- [MATERIAL FOR THIS TASK]:
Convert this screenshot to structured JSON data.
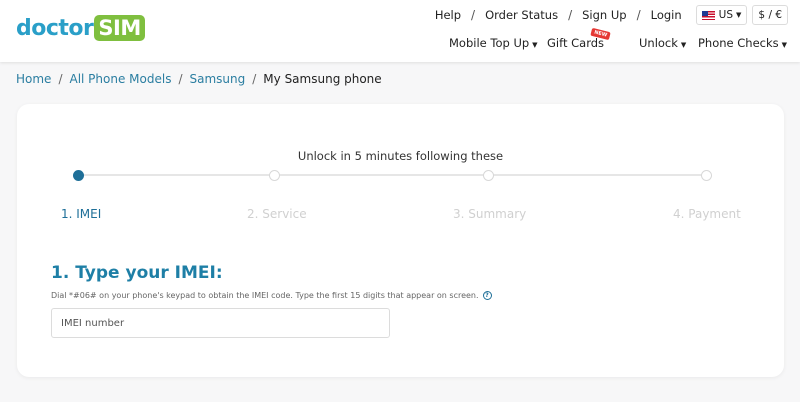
{
  "brand": {
    "part1": "doctor",
    "part2": "SIM"
  },
  "topnav": {
    "help": "Help",
    "order_status": "Order Status",
    "sign_up": "Sign Up",
    "login": "Login",
    "separator": "/",
    "country": "US",
    "currency": "$ / €"
  },
  "mainnav": {
    "mobile_top_up": "Mobile Top Up",
    "gift_cards": "Gift Cards",
    "gift_badge": "NEW",
    "unlock": "Unlock",
    "phone_checks": "Phone Checks",
    "caret": "▼"
  },
  "breadcrumb": {
    "home": "Home",
    "all_models": "All Phone Models",
    "samsung": "Samsung",
    "current": "My Samsung phone",
    "separator": "/"
  },
  "steps": {
    "title": "Unlock in 5 minutes following these",
    "items": [
      {
        "label": "1. IMEI",
        "active": true
      },
      {
        "label": "2. Service",
        "active": false
      },
      {
        "label": "3. Summary",
        "active": false
      },
      {
        "label": "4. Payment",
        "active": false
      }
    ]
  },
  "imei_section": {
    "title": "1. Type your IMEI:",
    "hint": "Dial *#06# on your phone's keypad to obtain the IMEI code. Type the first 15 digits that appear on screen.",
    "help_glyph": "?",
    "input_placeholder": "IMEI number",
    "input_value": ""
  }
}
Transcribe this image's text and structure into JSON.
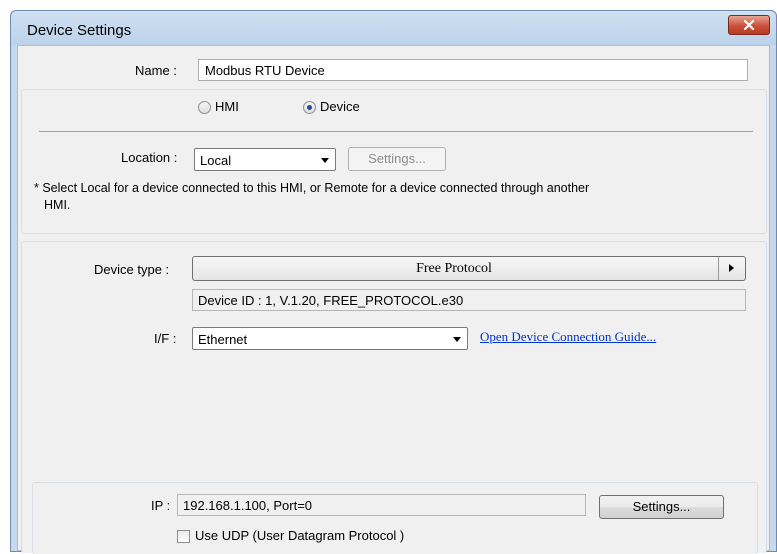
{
  "window": {
    "title": "Device Settings"
  },
  "name_field": {
    "label": "Name :",
    "value": "Modbus RTU Device"
  },
  "target": {
    "options": [
      {
        "label": "HMI",
        "checked": false
      },
      {
        "label": "Device",
        "checked": true
      }
    ]
  },
  "location": {
    "label": "Location :",
    "selected": "Local",
    "settings_label": "Settings...",
    "hint_line1": "* Select Local for a device connected to this HMI, or Remote for a device connected through another",
    "hint_line2": "HMI."
  },
  "device_type": {
    "label": "Device type :",
    "value": "Free Protocol",
    "info": "Device ID : 1, V.1.20, FREE_PROTOCOL.e30"
  },
  "interface": {
    "label": "I/F :",
    "selected": "Ethernet",
    "guide_link": "Open Device Connection Guide..."
  },
  "ip": {
    "label": "IP :",
    "value": "192.168.1.100, Port=0",
    "settings_label": "Settings...",
    "use_udp_label": "Use UDP (User Datagram Protocol )",
    "use_udp_checked": false
  },
  "colors": {
    "link": "#0033cc",
    "close_button": "#c9503a",
    "title_bar": "#c6d8ec"
  },
  "icons": {
    "close": "close-icon",
    "combo_arrow": "chevron-down-icon",
    "device_type_arrow": "chevron-right-icon"
  }
}
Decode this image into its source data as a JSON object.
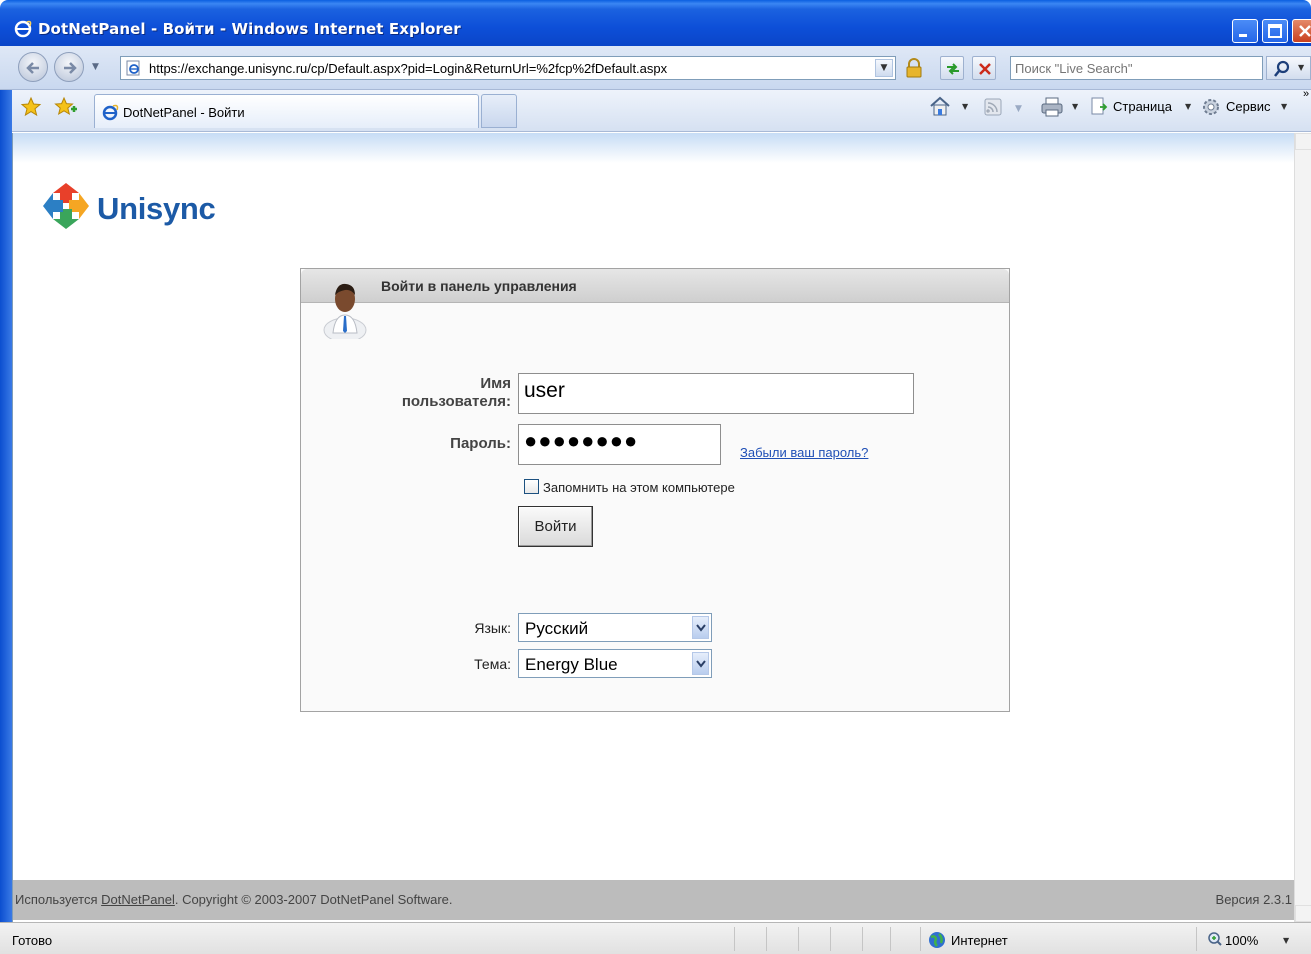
{
  "window": {
    "title": "DotNetPanel - Войти - Windows Internet Explorer"
  },
  "address_bar": {
    "url": "https://exchange.unisync.ru/cp/Default.aspx?pid=Login&ReturnUrl=%2fcp%2fDefault.aspx",
    "search_placeholder": "Поиск \"Live Search\""
  },
  "tabs": [
    {
      "label": "DotNetPanel - Войти",
      "active": true
    }
  ],
  "toolbar": {
    "page_label": "Страница",
    "tools_label": "Сервис"
  },
  "page": {
    "logo_text": "Unisync",
    "login": {
      "title": "Войти в панель управления",
      "username_label_line1": "Имя",
      "username_label_line2": "пользователя:",
      "username_value": "user",
      "password_label": "Пароль:",
      "password_masked": "●●●●●●●●",
      "forgot_link": "Забыли ваш пароль?",
      "remember_label": "Запомнить на этом компьютере",
      "remember_checked": false,
      "submit_label": "Войти",
      "language_label": "Язык:",
      "language_value": "Русский",
      "theme_label": "Тема:",
      "theme_value": "Energy Blue"
    },
    "footer": {
      "prefix": "Используется ",
      "link": "DotNetPanel",
      "suffix": ". Copyright © 2003-2007 DotNetPanel Software.",
      "version": "Версия 2.3.1"
    }
  },
  "status_bar": {
    "status_text": "Готово",
    "zone_label": "Интернет",
    "zoom_label": "100%"
  },
  "colors": {
    "titlebar": "#0d4fd8",
    "logo": "#1c5aa6",
    "link": "#1f4fb6",
    "footer_bg": "#bcbcbc"
  },
  "icons": [
    "ie-icon",
    "minimize-icon",
    "maximize-icon",
    "close-icon",
    "back-arrow-icon",
    "forward-arrow-icon",
    "page-icon",
    "lock-icon",
    "refresh-icon",
    "stop-icon",
    "search-icon",
    "favorites-star-icon",
    "add-favorites-icon",
    "home-icon",
    "feeds-icon",
    "print-icon",
    "page-menu-icon",
    "tools-gear-icon",
    "unisync-logo-icon",
    "user-avatar-icon",
    "globe-icon",
    "zoom-icon"
  ]
}
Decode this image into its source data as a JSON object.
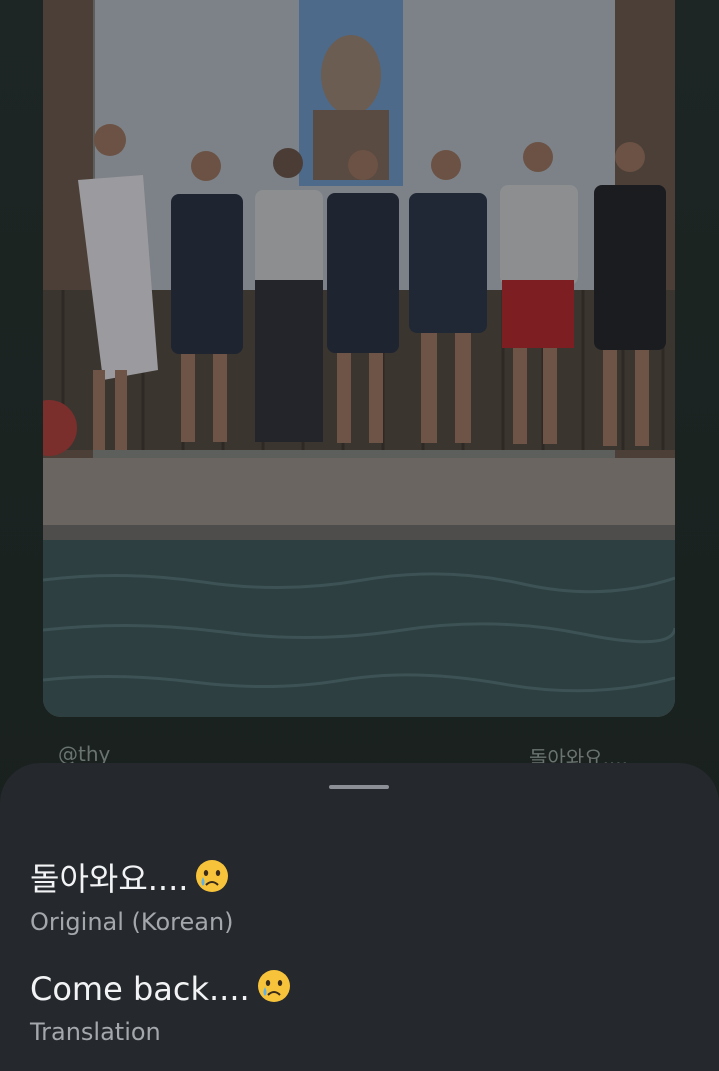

- [WRITTEN REQUEST]: Search the listing for the word "Unlock" and return each line that holds it.

- [WORKED ANSWER]:
    "unlock": "Unlock",
    "title": "Unlock in 5 minutes following these",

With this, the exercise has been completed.